What to do: Set down each record below precisely, skipping the pictures.
** Begin Information provided **
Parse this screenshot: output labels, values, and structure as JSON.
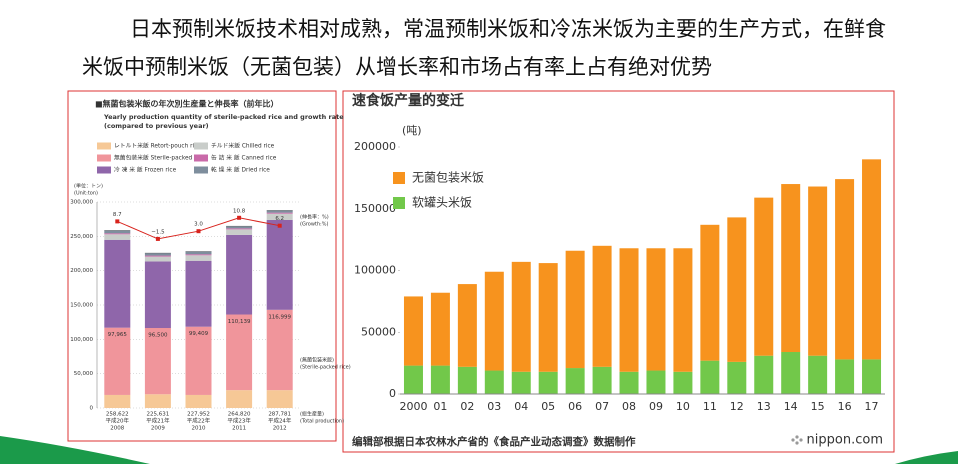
{
  "header": {
    "title": "日本预制米饭技术相对成熟，常温预制米饭和冷冻米饭为主要的生产方式，在鲜食米饭中预制米饭（无菌包装）从增长率和市场占有率上占有绝对优势"
  },
  "chart_data": [
    {
      "type": "bar",
      "stacked": true,
      "title": "■無菌包装米飯の年次別生産量と伸長率（前年比）",
      "subtitle": [
        "Yearly production quantity of sterile-packed rice and growth rate",
        "(compared to previous year)"
      ],
      "y_label": [
        "(単位：トン)",
        "(Unit:ton)"
      ],
      "categories": [
        "2008",
        "2009",
        "2010",
        "2011",
        "2012"
      ],
      "era_labels": [
        "平成20年",
        "平成21年",
        "平成22年",
        "平成23年",
        "平成24年"
      ],
      "series": [
        {
          "name": "レトルト米飯 Retort-pouch rice",
          "color": "#f6c896",
          "values": [
            19000,
            20000,
            19000,
            26000,
            26000
          ]
        },
        {
          "name": "無菌包装米飯 Sterile-packed rice",
          "color": "#f0959b",
          "values": [
            97965,
            96500,
            99409,
            110139,
            116999
          ],
          "value_labels": [
            "97,965",
            "96,500",
            "99,409",
            "110,139",
            "116,999"
          ]
        },
        {
          "name": "冷 凍 米 飯 Frozen rice",
          "color": "#8f66aa",
          "values": [
            128000,
            97000,
            96000,
            116000,
            131000
          ]
        },
        {
          "name": "チルド米飯 Chilled rice",
          "color": "#c9cdca",
          "values": [
            8000,
            7000,
            8000,
            8000,
            9000
          ]
        },
        {
          "name": "缶 詰 米 飯 Canned rice",
          "color": "#c96aa9",
          "values": [
            1500,
            1500,
            1500,
            1500,
            1500
          ]
        },
        {
          "name": "乾 燥 米 飯 Dried rice",
          "color": "#7e8e9d",
          "values": [
            4157,
            3631,
            4043,
            3181,
            3282
          ]
        }
      ],
      "totals": {
        "values": [
          258622,
          225631,
          227952,
          264820,
          287781
        ],
        "value_labels": [
          "258,622",
          "225,631",
          "227,952",
          "264,820",
          "287,781"
        ]
      },
      "totals_label": [
        "(総生産量)",
        "(Total production)"
      ],
      "growth": {
        "values": [
          8.7,
          -1.5,
          3.0,
          10.8,
          6.2
        ],
        "value_labels": [
          "8.7",
          "−1.5",
          "3.0",
          "10.8",
          "6.2"
        ],
        "color": "#d8231d",
        "axis": "y2"
      },
      "growth_label": [
        "(伸長率：%)",
        "(Growth:%)"
      ],
      "sterile_label": [
        "(無菌包装米飯)",
        "(Sterile-packed rice)"
      ],
      "ylim": [
        0,
        300000
      ],
      "yticks": [
        0,
        {
          "value": 50000,
          "label": "50,000"
        },
        {
          "value": 100000,
          "label": "100,000"
        },
        {
          "value": 150000,
          "label": "150,000"
        },
        {
          "value": 200000,
          "label": "200,000"
        },
        {
          "value": 250000,
          "label": "250,000"
        },
        {
          "value": 300000,
          "label": "300,000"
        }
      ],
      "y2lim": [
        -100,
        20
      ],
      "grid": true
    },
    {
      "type": "bar",
      "stacked": true,
      "title": "速食饭产量的变迁",
      "y_label": "(吨)",
      "categories": [
        "2000",
        "01",
        "02",
        "03",
        "04",
        "05",
        "06",
        "07",
        "08",
        "09",
        "10",
        "11",
        "12",
        "13",
        "14",
        "15",
        "16",
        "17"
      ],
      "series": [
        {
          "name": "无菌包装米饭",
          "color": "#f7931e",
          "values": [
            56000,
            59000,
            67000,
            80000,
            89000,
            88000,
            95000,
            98000,
            100000,
            99000,
            100000,
            110000,
            117000,
            128000,
            136000,
            137000,
            146000,
            162000
          ]
        },
        {
          "name": "软罐头米饭",
          "color": "#72c84a",
          "values": [
            23000,
            23000,
            22000,
            19000,
            18000,
            18000,
            21000,
            22000,
            18000,
            19000,
            18000,
            27000,
            26000,
            31000,
            34000,
            31000,
            28000,
            28000
          ]
        }
      ],
      "ylim": [
        0,
        200000
      ],
      "yticks": [
        0,
        50000,
        100000,
        150000,
        200000
      ],
      "grid": false,
      "legend": "upper-left",
      "source": "编辑部根据日本农林水产省的《食品产业动态调查》数据制作",
      "brand": "nippon.com"
    }
  ]
}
** End Information provided **
Written solution:
Parse this screenshot: output labels, values, and structure as JSON.
{
  "header": {
    "title": "日本预制米饭技术相对成熟，常温预制米饭和冷冻米饭为主要的生产方式，在鲜食米饭中预制米饭（无菌包装）从增长率和市场占有率上占有绝对优势"
  },
  "chart_data": [
    {
      "type": "bar",
      "stacked": true,
      "title": "■無菌包装米飯の年次別生産量と伸長率（前年比）",
      "subtitle": [
        "Yearly production quantity of sterile-packed rice and growth rate",
        "(compared to previous year)"
      ],
      "y_label": [
        "(単位：トン)",
        "(Unit:ton)"
      ],
      "categories": [
        "2008",
        "2009",
        "2010",
        "2011",
        "2012"
      ],
      "era_labels": [
        "平成20年",
        "平成21年",
        "平成22年",
        "平成23年",
        "平成24年"
      ],
      "series": [
        {
          "name": "レトルト米飯 Retort-pouch rice",
          "color": "#f6c896",
          "values": [
            19000,
            20000,
            19000,
            26000,
            26000
          ]
        },
        {
          "name": "無菌包装米飯 Sterile-packed rice",
          "color": "#f0959b",
          "values": [
            97965,
            96500,
            99409,
            110139,
            116999
          ],
          "value_labels": [
            "97,965",
            "96,500",
            "99,409",
            "110,139",
            "116,999"
          ]
        },
        {
          "name": "冷 凍 米 飯 Frozen rice",
          "color": "#8f66aa",
          "values": [
            128000,
            97000,
            96000,
            116000,
            131000
          ]
        },
        {
          "name": "チルド米飯 Chilled rice",
          "color": "#c9cdca",
          "values": [
            8000,
            7000,
            8000,
            8000,
            9000
          ]
        },
        {
          "name": "缶 詰 米 飯 Canned rice",
          "color": "#c96aa9",
          "values": [
            1500,
            1500,
            1500,
            1500,
            1500
          ]
        },
        {
          "name": "乾 燥 米 飯 Dried rice",
          "color": "#7e8e9d",
          "values": [
            4157,
            3631,
            4043,
            3181,
            3282
          ]
        }
      ],
      "totals": {
        "values": [
          258622,
          225631,
          227952,
          264820,
          287781
        ],
        "value_labels": [
          "258,622",
          "225,631",
          "227,952",
          "264,820",
          "287,781"
        ]
      },
      "totals_label": [
        "(総生産量)",
        "(Total production)"
      ],
      "growth": {
        "values": [
          8.7,
          -1.5,
          3.0,
          10.8,
          6.2
        ],
        "value_labels": [
          "8.7",
          "−1.5",
          "3.0",
          "10.8",
          "6.2"
        ],
        "color": "#d8231d",
        "axis": "y2"
      },
      "growth_label": [
        "(伸長率：%)",
        "(Growth:%)"
      ],
      "sterile_label": [
        "(無菌包装米飯)",
        "(Sterile-packed rice)"
      ],
      "ylim": [
        0,
        300000
      ],
      "yticks": [
        0,
        {
          "value": 50000,
          "label": "50,000"
        },
        {
          "value": 100000,
          "label": "100,000"
        },
        {
          "value": 150000,
          "label": "150,000"
        },
        {
          "value": 200000,
          "label": "200,000"
        },
        {
          "value": 250000,
          "label": "250,000"
        },
        {
          "value": 300000,
          "label": "300,000"
        }
      ],
      "y2lim": [
        -100,
        20
      ],
      "grid": true
    },
    {
      "type": "bar",
      "stacked": true,
      "title": "速食饭产量的变迁",
      "y_label": "(吨)",
      "categories": [
        "2000",
        "01",
        "02",
        "03",
        "04",
        "05",
        "06",
        "07",
        "08",
        "09",
        "10",
        "11",
        "12",
        "13",
        "14",
        "15",
        "16",
        "17"
      ],
      "series": [
        {
          "name": "无菌包装米饭",
          "color": "#f7931e",
          "values": [
            56000,
            59000,
            67000,
            80000,
            89000,
            88000,
            95000,
            98000,
            100000,
            99000,
            100000,
            110000,
            117000,
            128000,
            136000,
            137000,
            146000,
            162000
          ]
        },
        {
          "name": "软罐头米饭",
          "color": "#72c84a",
          "values": [
            23000,
            23000,
            22000,
            19000,
            18000,
            18000,
            21000,
            22000,
            18000,
            19000,
            18000,
            27000,
            26000,
            31000,
            34000,
            31000,
            28000,
            28000
          ]
        }
      ],
      "ylim": [
        0,
        200000
      ],
      "yticks": [
        0,
        50000,
        100000,
        150000,
        200000
      ],
      "grid": false,
      "legend": "upper-left",
      "source": "编辑部根据日本农林水产省的《食品产业动态调查》数据制作",
      "brand": "nippon.com"
    }
  ]
}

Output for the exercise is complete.